>> start RECORD EXCERPTS

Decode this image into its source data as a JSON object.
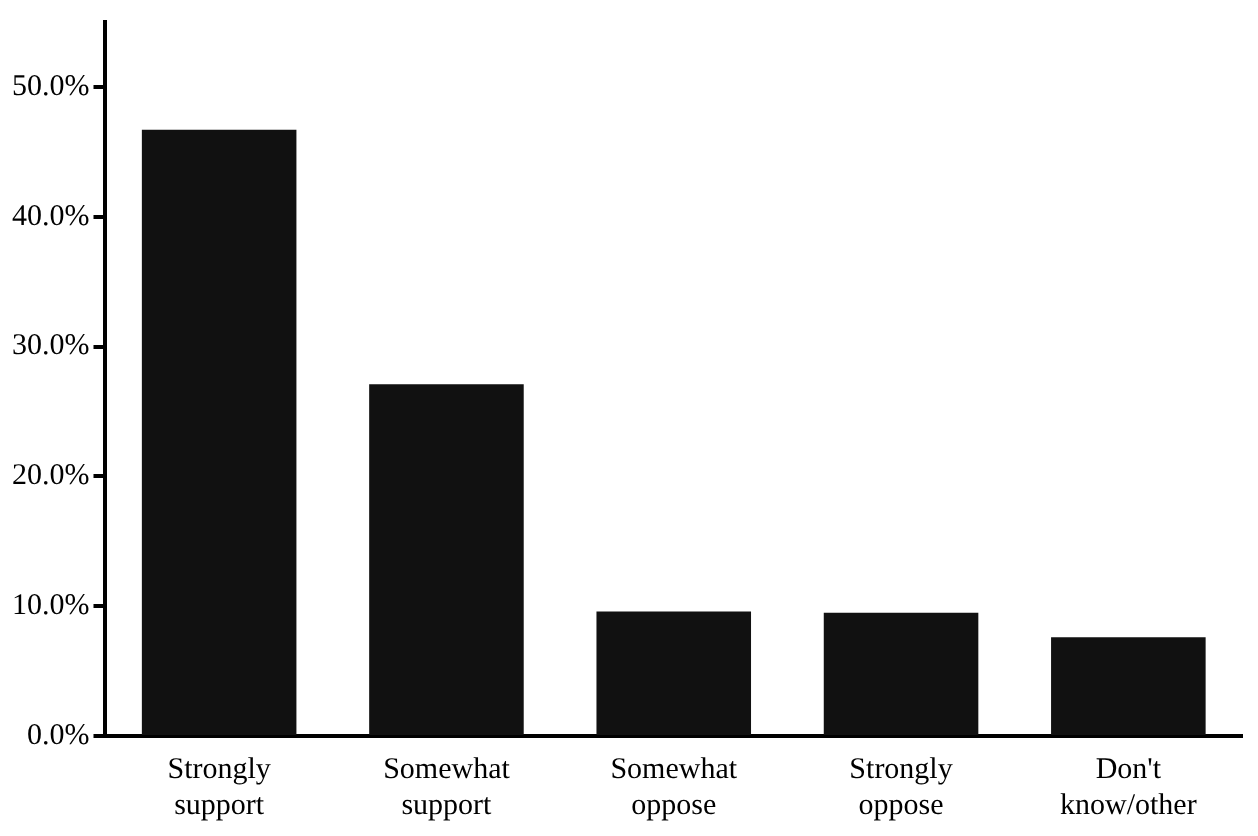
{
  "chart_data": {
    "type": "bar",
    "categories": [
      "Strongly support",
      "Somewhat support",
      "Somewhat oppose",
      "Strongly oppose",
      "Don't know/other"
    ],
    "values": [
      46.7,
      27.1,
      9.6,
      9.5,
      7.6
    ],
    "color": "#111111",
    "ylim": [
      0,
      55
    ],
    "yticks": [
      {
        "value": 0,
        "label": "0.0%"
      },
      {
        "value": 10,
        "label": "10.0%"
      },
      {
        "value": 20,
        "label": "20.0%"
      },
      {
        "value": 30,
        "label": "30.0%"
      },
      {
        "value": 40,
        "label": "40.0%"
      },
      {
        "value": 50,
        "label": "50.0%"
      }
    ],
    "grid": false,
    "legend": false
  }
}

>> end RECORD EXCERPTS

All preceding records should be duplicated verbatim, images excepted.

Decode this image into its source data as a JSON object.
{
  "chart_data": {
    "type": "bar",
    "categories": [
      "Strongly support",
      "Somewhat support",
      "Somewhat oppose",
      "Strongly oppose",
      "Don't know/other"
    ],
    "values": [
      46.7,
      27.1,
      9.6,
      9.5,
      7.6
    ],
    "color": "#111111",
    "ylim": [
      0,
      55
    ],
    "yticks": [
      {
        "value": 0,
        "label": "0.0%"
      },
      {
        "value": 10,
        "label": "10.0%"
      },
      {
        "value": 20,
        "label": "20.0%"
      },
      {
        "value": 30,
        "label": "30.0%"
      },
      {
        "value": 40,
        "label": "40.0%"
      },
      {
        "value": 50,
        "label": "50.0%"
      }
    ],
    "grid": false,
    "legend": false
  }
}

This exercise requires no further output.